• _Problem statement_
Pick out and copy every line of the records that contains the string "redacted". Match case exactly.

• _Recorded data_
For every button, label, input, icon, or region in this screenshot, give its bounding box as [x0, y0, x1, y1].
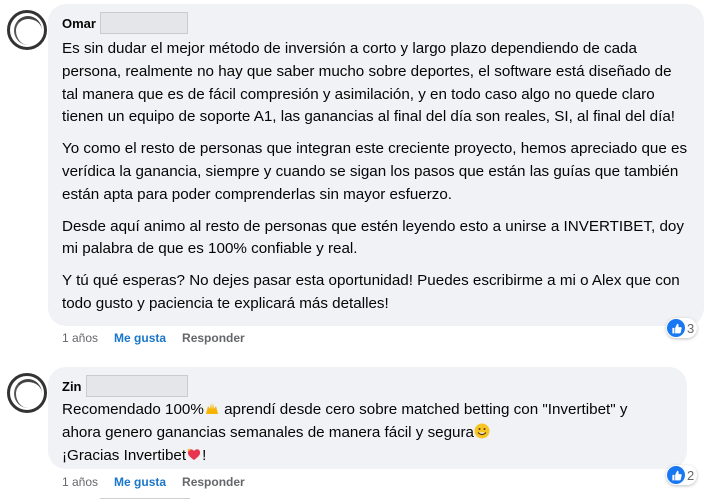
comment-actions: 1 años Me gusta Responder	[62, 475, 245, 489]
reaction-summary[interactable]: 3	[666, 318, 698, 338]
comment-line: ahora genero ganancias semanales de mane…	[62, 422, 673, 445]
comment-author[interactable]: Zin	[62, 375, 673, 397]
reaction-summary[interactable]: 2	[666, 465, 698, 485]
reply-button[interactable]: Responder	[182, 475, 245, 489]
comment-paragraph: Yo como el resto de personas que integra…	[62, 140, 688, 203]
divider	[100, 498, 190, 499]
sparkling-heart-emoji-icon	[186, 446, 202, 462]
thumbs-up-icon	[667, 319, 685, 337]
reaction-count: 2	[687, 467, 695, 483]
comment-text-span: Recomendado 100%	[62, 401, 204, 418]
smiling-face-emoji-icon	[474, 423, 490, 439]
comment-bubble: Zin Recomendado 100% aprendí desde cero …	[48, 367, 687, 469]
reply-button[interactable]: Responder	[182, 331, 245, 345]
thumbs-up-icon	[667, 466, 685, 484]
author-name[interactable]: Omar	[62, 16, 96, 31]
comment-line: ¡Gracias Invertibet!	[62, 445, 673, 468]
comment-text-span: aprendí desde cero sobre matched betting…	[219, 401, 628, 418]
comment-paragraph: Desde aquí animo al resto de personas qu…	[62, 217, 684, 258]
like-button[interactable]: Me gusta	[114, 475, 166, 489]
comment-text: Es sin dudar el mejor método de inversió…	[62, 38, 690, 316]
comment-text: Recomendado 100% aprendí desde cero sobr…	[62, 399, 673, 467]
reaction-count: 3	[687, 320, 695, 336]
comment-time[interactable]: 1 años	[62, 475, 98, 489]
comment-time[interactable]: 1 años	[62, 331, 98, 345]
comment-author[interactable]: Omar	[62, 12, 690, 34]
redacted-name	[85, 375, 188, 397]
author-name[interactable]: Zin	[62, 379, 82, 394]
comment-paragraph: Es sin dudar el mejor método de inversió…	[62, 40, 675, 126]
redacted-name	[99, 12, 188, 34]
comment-text-span: ¡Gracias Invertibet	[62, 446, 187, 464]
comment-line: Recomendado 100% aprendí desde cero sobr…	[62, 399, 673, 422]
like-button[interactable]: Me gusta	[114, 331, 166, 345]
raising-hands-emoji-icon	[204, 400, 220, 416]
avatar[interactable]	[7, 10, 47, 50]
comment-paragraph: Y tú qué esperas? No dejes pasar esta op…	[62, 272, 680, 312]
comment-bubble: Omar Es sin dudar el mejor método de inv…	[48, 4, 704, 326]
avatar[interactable]	[7, 373, 47, 413]
comment-text-span: ahora genero ganancias semanales de mane…	[62, 423, 475, 441]
comment-text-span: !	[202, 446, 207, 464]
comment-actions: 1 años Me gusta Responder	[62, 331, 245, 345]
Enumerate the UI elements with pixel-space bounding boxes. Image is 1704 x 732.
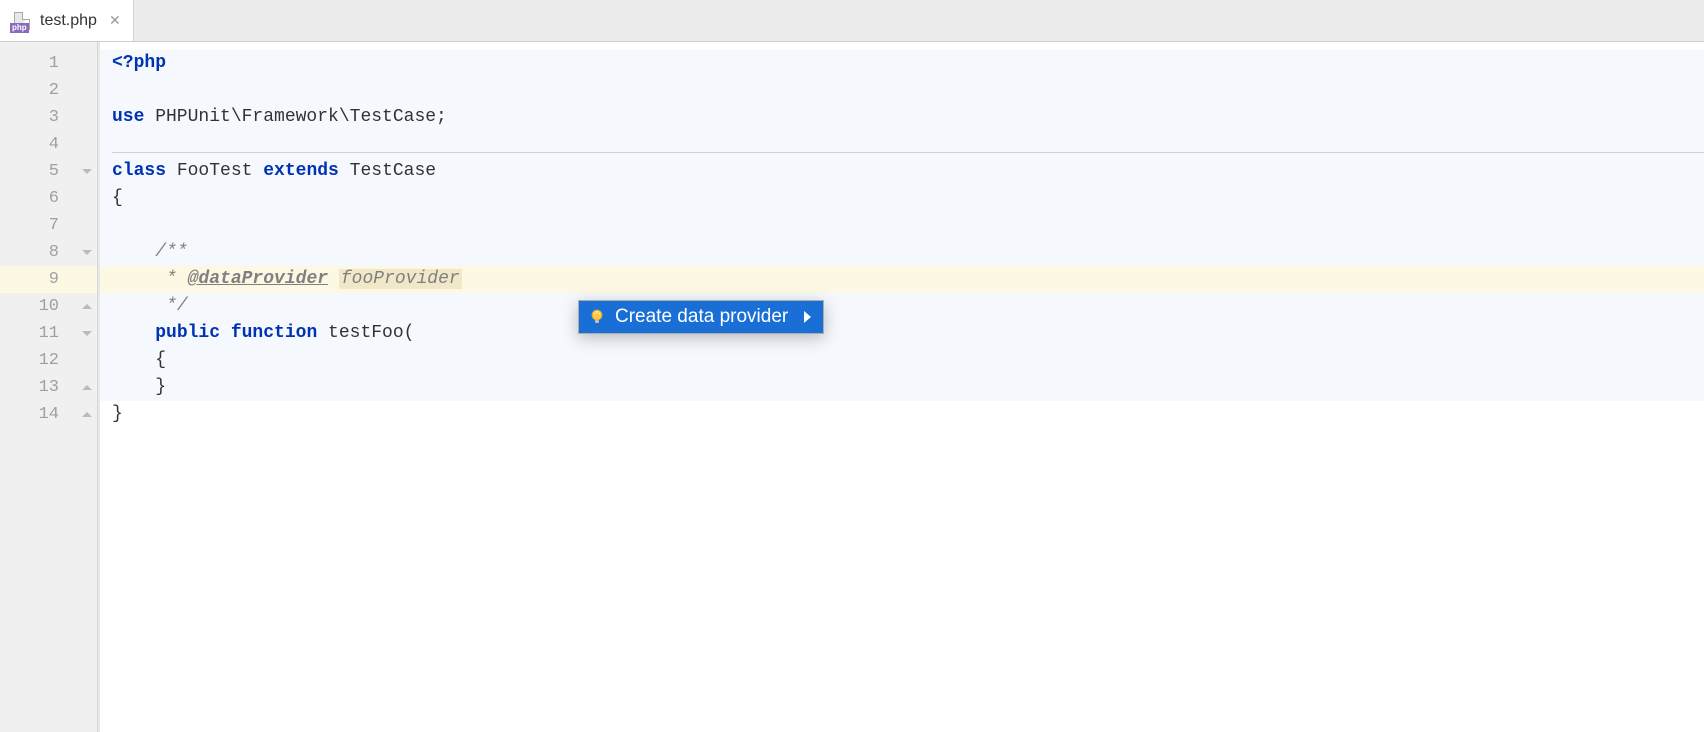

• _Task response_
redacted-name	[85, 375, 188, 397]
redacted-name	[99, 12, 188, 34]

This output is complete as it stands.